Work instructions:
From the records below, copy every line that contains the word "ylabel".
=== Provided data ===
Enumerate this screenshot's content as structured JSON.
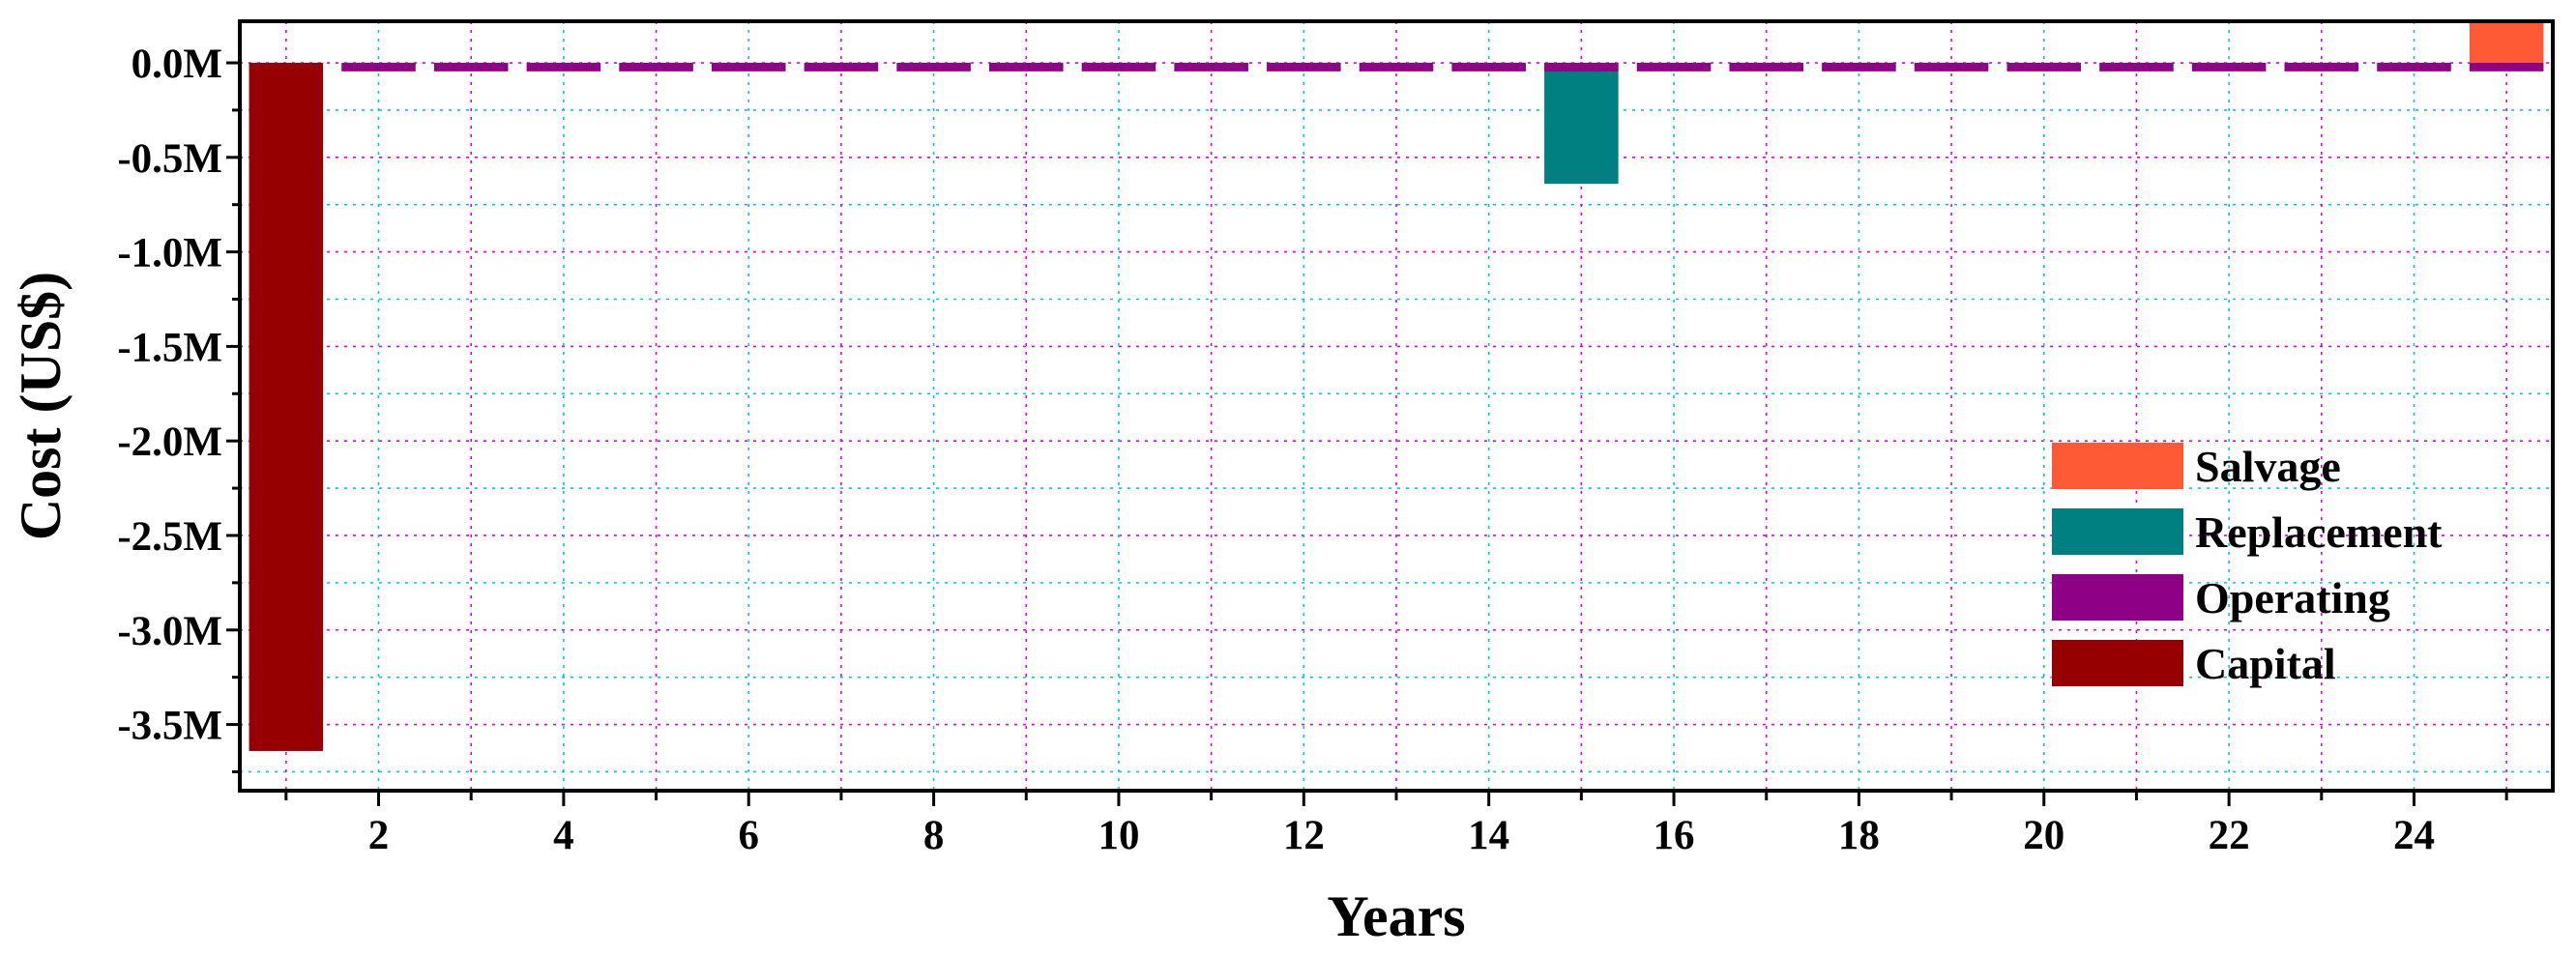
{
  "chart_data": {
    "type": "bar",
    "xlabel": "Years",
    "ylabel": "Cost (US$)",
    "x": [
      1,
      2,
      3,
      4,
      5,
      6,
      7,
      8,
      9,
      10,
      11,
      12,
      13,
      14,
      15,
      16,
      17,
      18,
      19,
      20,
      21,
      22,
      23,
      24,
      25
    ],
    "xtick_labels": [
      "2",
      "4",
      "6",
      "8",
      "10",
      "12",
      "14",
      "16",
      "18",
      "20",
      "22",
      "24"
    ],
    "xtick_values": [
      2,
      4,
      6,
      8,
      10,
      12,
      14,
      16,
      18,
      20,
      22,
      24
    ],
    "xlim": [
      0.5,
      25.5
    ],
    "ylim": [
      -3.85,
      0.22
    ],
    "ytick_values": [
      0,
      -0.5,
      -1.0,
      -1.5,
      -2.0,
      -2.5,
      -3.0,
      -3.5
    ],
    "ytick_labels": [
      "0.0M",
      "-0.5M",
      "-1.0M",
      "-1.5M",
      "-2.0M",
      "-2.5M",
      "-3.0M",
      "-3.5M"
    ],
    "grid": true,
    "legend_position": "bottom-right",
    "series": [
      {
        "name": "Salvage",
        "color": "#ff5a36",
        "values": [
          0,
          0,
          0,
          0,
          0,
          0,
          0,
          0,
          0,
          0,
          0,
          0,
          0,
          0,
          0,
          0,
          0,
          0,
          0,
          0,
          0,
          0,
          0,
          0,
          0.21
        ]
      },
      {
        "name": "Replacement",
        "color": "#008080",
        "values": [
          0,
          0,
          0,
          0,
          0,
          0,
          0,
          0,
          0,
          0,
          0,
          0,
          0,
          0,
          -0.64,
          0,
          0,
          0,
          0,
          0,
          0,
          0,
          0,
          0,
          0
        ]
      },
      {
        "name": "Operating",
        "color": "#8e0085",
        "values": [
          0,
          -0.045,
          -0.045,
          -0.045,
          -0.045,
          -0.045,
          -0.045,
          -0.045,
          -0.045,
          -0.045,
          -0.045,
          -0.045,
          -0.045,
          -0.045,
          -0.045,
          -0.045,
          -0.045,
          -0.045,
          -0.045,
          -0.045,
          -0.045,
          -0.045,
          -0.045,
          -0.045,
          -0.045
        ]
      },
      {
        "name": "Capital",
        "color": "#960000",
        "values": [
          -3.64,
          0,
          0,
          0,
          0,
          0,
          0,
          0,
          0,
          0,
          0,
          0,
          0,
          0,
          0,
          0,
          0,
          0,
          0,
          0,
          0,
          0,
          0,
          0,
          0
        ]
      }
    ]
  }
}
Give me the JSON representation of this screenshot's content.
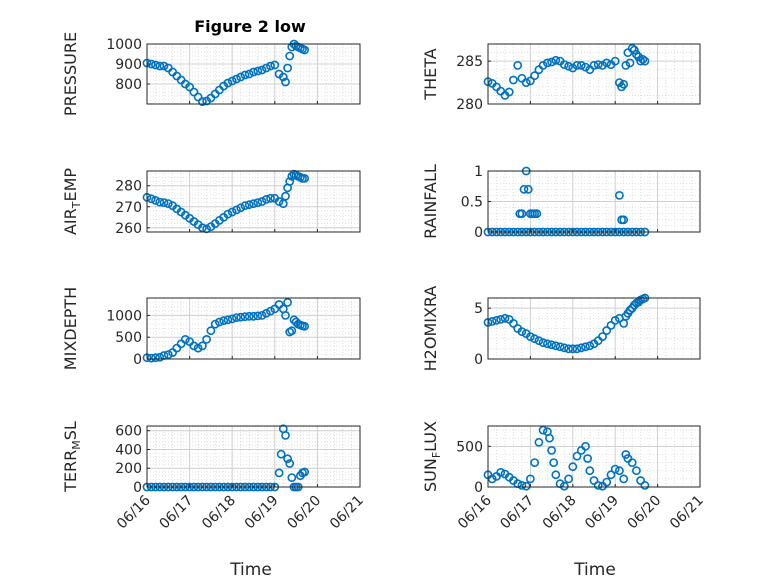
{
  "figure": {
    "title": "Figure 2 low",
    "xlabel": "Time",
    "x_ticks": [
      "06/16",
      "06/17",
      "06/18",
      "06/19",
      "06/20",
      "06/21"
    ],
    "marker_color": "#0072BD",
    "grid": true,
    "minor_grid": true
  },
  "chart_data": [
    {
      "type": "scatter",
      "marker": "circle",
      "ylabel": "PRESSURE",
      "xlim": [
        0,
        5
      ],
      "ylim": [
        700,
        1000
      ],
      "yticks": [
        800,
        900,
        1000
      ],
      "x": [
        0.0,
        0.1,
        0.2,
        0.3,
        0.4,
        0.5,
        0.6,
        0.7,
        0.8,
        0.9,
        1.0,
        1.1,
        1.2,
        1.3,
        1.4,
        1.5,
        1.6,
        1.7,
        1.8,
        1.9,
        2.0,
        2.1,
        2.2,
        2.3,
        2.4,
        2.5,
        2.6,
        2.7,
        2.8,
        2.9,
        3.0,
        3.1,
        3.2,
        3.25,
        3.3,
        3.35,
        3.4,
        3.45,
        3.5,
        3.55,
        3.6,
        3.65,
        3.7
      ],
      "y": [
        905,
        900,
        895,
        890,
        890,
        880,
        860,
        840,
        820,
        800,
        785,
        760,
        735,
        712,
        715,
        730,
        750,
        770,
        790,
        805,
        815,
        825,
        835,
        845,
        850,
        860,
        865,
        870,
        880,
        890,
        895,
        850,
        835,
        810,
        880,
        940,
        985,
        1000,
        990,
        985,
        980,
        975,
        970
      ]
    },
    {
      "type": "scatter",
      "marker": "circle",
      "ylabel": "THETA",
      "xlim": [
        0,
        5
      ],
      "ylim": [
        280,
        287
      ],
      "yticks": [
        280,
        285
      ],
      "x": [
        0.0,
        0.1,
        0.2,
        0.3,
        0.4,
        0.5,
        0.6,
        0.7,
        0.8,
        0.9,
        1.0,
        1.1,
        1.2,
        1.3,
        1.4,
        1.5,
        1.6,
        1.7,
        1.8,
        1.9,
        2.0,
        2.1,
        2.2,
        2.3,
        2.4,
        2.5,
        2.6,
        2.7,
        2.8,
        2.9,
        3.0,
        3.1,
        3.15,
        3.2,
        3.25,
        3.3,
        3.35,
        3.4,
        3.45,
        3.5,
        3.55,
        3.6,
        3.65,
        3.7
      ],
      "y": [
        282.6,
        282.4,
        282.0,
        281.5,
        281.0,
        281.4,
        282.8,
        284.5,
        283.0,
        282.5,
        282.7,
        283.3,
        284.0,
        284.5,
        284.8,
        284.9,
        285.1,
        285.0,
        284.6,
        284.4,
        284.2,
        284.5,
        284.5,
        284.3,
        284.0,
        284.5,
        284.6,
        284.5,
        284.8,
        284.6,
        285.0,
        282.5,
        282.0,
        282.3,
        284.5,
        286.0,
        284.8,
        286.5,
        286.3,
        285.8,
        285.5,
        285.0,
        285.2,
        285.0
      ]
    },
    {
      "type": "scatter",
      "marker": "circle",
      "ylabel": "AIR_TEMP",
      "xlim": [
        0,
        5
      ],
      "ylim": [
        258,
        287
      ],
      "yticks": [
        260,
        270,
        280
      ],
      "x": [
        0.0,
        0.1,
        0.2,
        0.3,
        0.4,
        0.5,
        0.6,
        0.7,
        0.8,
        0.9,
        1.0,
        1.1,
        1.2,
        1.3,
        1.4,
        1.5,
        1.6,
        1.7,
        1.8,
        1.9,
        2.0,
        2.1,
        2.2,
        2.3,
        2.4,
        2.5,
        2.6,
        2.7,
        2.8,
        2.9,
        3.0,
        3.1,
        3.2,
        3.25,
        3.3,
        3.35,
        3.4,
        3.45,
        3.5,
        3.55,
        3.6,
        3.65,
        3.7
      ],
      "y": [
        274.5,
        273.8,
        273.0,
        272.2,
        272.0,
        271.5,
        270.5,
        269.0,
        267.5,
        266.0,
        264.5,
        263.0,
        261.5,
        260.0,
        259.5,
        260.5,
        262.0,
        263.5,
        265.0,
        266.5,
        267.5,
        268.5,
        269.5,
        270.5,
        271.0,
        271.5,
        272.0,
        272.5,
        273.5,
        274.0,
        274.0,
        272.5,
        271.5,
        275.0,
        279.0,
        282.0,
        284.5,
        285.5,
        285.0,
        284.5,
        284.0,
        283.5,
        283.5
      ]
    },
    {
      "type": "scatter",
      "marker": "circle",
      "ylabel": "RAINFALL",
      "xlim": [
        0,
        5
      ],
      "ylim": [
        0,
        1
      ],
      "yticks": [
        0,
        0.5,
        1
      ],
      "x": [
        0.0,
        0.1,
        0.2,
        0.3,
        0.4,
        0.5,
        0.6,
        0.7,
        0.8,
        0.9,
        1.0,
        1.1,
        1.2,
        1.3,
        1.4,
        1.5,
        1.6,
        1.7,
        1.8,
        1.9,
        2.0,
        2.1,
        2.2,
        2.3,
        2.4,
        2.5,
        2.6,
        2.7,
        2.8,
        2.9,
        3.0,
        3.1,
        3.2,
        3.3,
        3.4,
        3.5,
        3.6,
        3.7,
        0.75,
        0.8,
        0.85,
        0.9,
        0.95,
        1.0,
        1.05,
        1.1,
        1.15,
        3.1,
        3.15,
        3.2
      ],
      "y": [
        0,
        0,
        0,
        0,
        0,
        0,
        0,
        0,
        0,
        0,
        0,
        0,
        0,
        0,
        0,
        0,
        0,
        0,
        0,
        0,
        0,
        0,
        0,
        0,
        0,
        0,
        0,
        0,
        0,
        0,
        0,
        0,
        0,
        0,
        0,
        0,
        0,
        0,
        0.3,
        0.3,
        0.7,
        1.0,
        0.7,
        0.3,
        0.3,
        0.3,
        0.3,
        0.6,
        0.2,
        0.2
      ]
    },
    {
      "type": "scatter",
      "marker": "circle",
      "ylabel": "MIXDEPTH",
      "xlim": [
        0,
        5
      ],
      "ylim": [
        0,
        1400
      ],
      "yticks": [
        0,
        500,
        1000
      ],
      "x": [
        0.0,
        0.1,
        0.2,
        0.3,
        0.4,
        0.5,
        0.6,
        0.7,
        0.8,
        0.9,
        1.0,
        1.1,
        1.2,
        1.3,
        1.4,
        1.5,
        1.6,
        1.7,
        1.8,
        1.9,
        2.0,
        2.1,
        2.2,
        2.3,
        2.4,
        2.5,
        2.6,
        2.7,
        2.8,
        2.9,
        3.0,
        3.1,
        3.2,
        3.25,
        3.3,
        3.35,
        3.4,
        3.45,
        3.5,
        3.55,
        3.6,
        3.65,
        3.7
      ],
      "y": [
        30,
        20,
        30,
        40,
        80,
        100,
        150,
        250,
        350,
        450,
        400,
        300,
        250,
        300,
        450,
        650,
        800,
        850,
        880,
        900,
        920,
        950,
        960,
        970,
        980,
        980,
        990,
        1000,
        1050,
        1100,
        1150,
        1250,
        1150,
        1000,
        1300,
        620,
        650,
        900,
        850,
        800,
        780,
        760,
        750
      ]
    },
    {
      "type": "scatter",
      "marker": "circle",
      "ylabel": "H2OMIXRA",
      "xlim": [
        0,
        5
      ],
      "ylim": [
        0,
        6
      ],
      "yticks": [
        0,
        5
      ],
      "x": [
        0.0,
        0.1,
        0.2,
        0.3,
        0.4,
        0.5,
        0.6,
        0.7,
        0.8,
        0.9,
        1.0,
        1.1,
        1.2,
        1.3,
        1.4,
        1.5,
        1.6,
        1.7,
        1.8,
        1.9,
        2.0,
        2.1,
        2.2,
        2.3,
        2.4,
        2.5,
        2.6,
        2.7,
        2.8,
        2.9,
        3.0,
        3.1,
        3.2,
        3.25,
        3.3,
        3.35,
        3.4,
        3.45,
        3.5,
        3.55,
        3.6,
        3.65,
        3.7
      ],
      "y": [
        3.6,
        3.7,
        3.8,
        3.9,
        4.0,
        3.9,
        3.5,
        3.0,
        2.7,
        2.5,
        2.2,
        2.0,
        1.8,
        1.6,
        1.5,
        1.4,
        1.3,
        1.2,
        1.1,
        1.0,
        1.0,
        1.0,
        1.1,
        1.2,
        1.3,
        1.5,
        1.8,
        2.2,
        2.8,
        3.3,
        3.8,
        4.0,
        3.5,
        4.2,
        4.5,
        4.8,
        5.0,
        5.3,
        5.5,
        5.6,
        5.8,
        5.9,
        6.0
      ]
    },
    {
      "type": "scatter",
      "marker": "circle",
      "ylabel": "TERR_MSL",
      "xlim": [
        0,
        5
      ],
      "ylim": [
        0,
        650
      ],
      "yticks": [
        0,
        200,
        400,
        600
      ],
      "x": [
        0.0,
        0.1,
        0.2,
        0.3,
        0.4,
        0.5,
        0.6,
        0.7,
        0.8,
        0.9,
        1.0,
        1.1,
        1.2,
        1.3,
        1.4,
        1.5,
        1.6,
        1.7,
        1.8,
        1.9,
        2.0,
        2.1,
        2.2,
        2.3,
        2.4,
        2.5,
        2.6,
        2.7,
        2.8,
        2.9,
        3.0,
        3.1,
        3.15,
        3.2,
        3.25,
        3.3,
        3.35,
        3.4,
        3.45,
        3.5,
        3.55,
        3.6,
        3.65,
        3.7
      ],
      "y": [
        0,
        0,
        0,
        0,
        0,
        0,
        0,
        0,
        0,
        0,
        0,
        0,
        0,
        0,
        0,
        0,
        0,
        0,
        0,
        0,
        0,
        0,
        0,
        0,
        0,
        0,
        0,
        0,
        0,
        0,
        0,
        150,
        350,
        620,
        550,
        300,
        250,
        100,
        0,
        0,
        0,
        120,
        150,
        160
      ]
    },
    {
      "type": "scatter",
      "marker": "circle",
      "ylabel": "SUN_FLUX",
      "xlim": [
        0,
        5
      ],
      "ylim": [
        0,
        750
      ],
      "yticks": [
        0,
        500
      ],
      "x": [
        0.0,
        0.1,
        0.2,
        0.3,
        0.4,
        0.5,
        0.6,
        0.7,
        0.8,
        0.9,
        1.0,
        1.1,
        1.2,
        1.3,
        1.4,
        1.45,
        1.5,
        1.55,
        1.6,
        1.7,
        1.8,
        1.9,
        2.0,
        2.1,
        2.2,
        2.3,
        2.35,
        2.4,
        2.5,
        2.6,
        2.7,
        2.8,
        2.9,
        3.0,
        3.1,
        3.2,
        3.25,
        3.3,
        3.4,
        3.5,
        3.6,
        3.7
      ],
      "y": [
        150,
        100,
        130,
        180,
        160,
        120,
        80,
        40,
        20,
        10,
        100,
        300,
        550,
        700,
        680,
        600,
        450,
        300,
        150,
        40,
        10,
        100,
        250,
        380,
        450,
        500,
        350,
        200,
        80,
        20,
        10,
        60,
        150,
        220,
        200,
        100,
        400,
        350,
        300,
        200,
        80,
        20
      ]
    }
  ]
}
===
Output for this task:
    "ylabel": "Cost (US$)",
      "ylabel": "PRESSURE",
      "ylabel": "THETA",
      "ylabel": "AIR_TEMP",
      "ylabel": "RAINFALL",
      "ylabel": "MIXDEPTH",
      "ylabel": "H2OMIXRA",
      "ylabel": "TERR_MSL",
      "ylabel": "SUN_FLUX",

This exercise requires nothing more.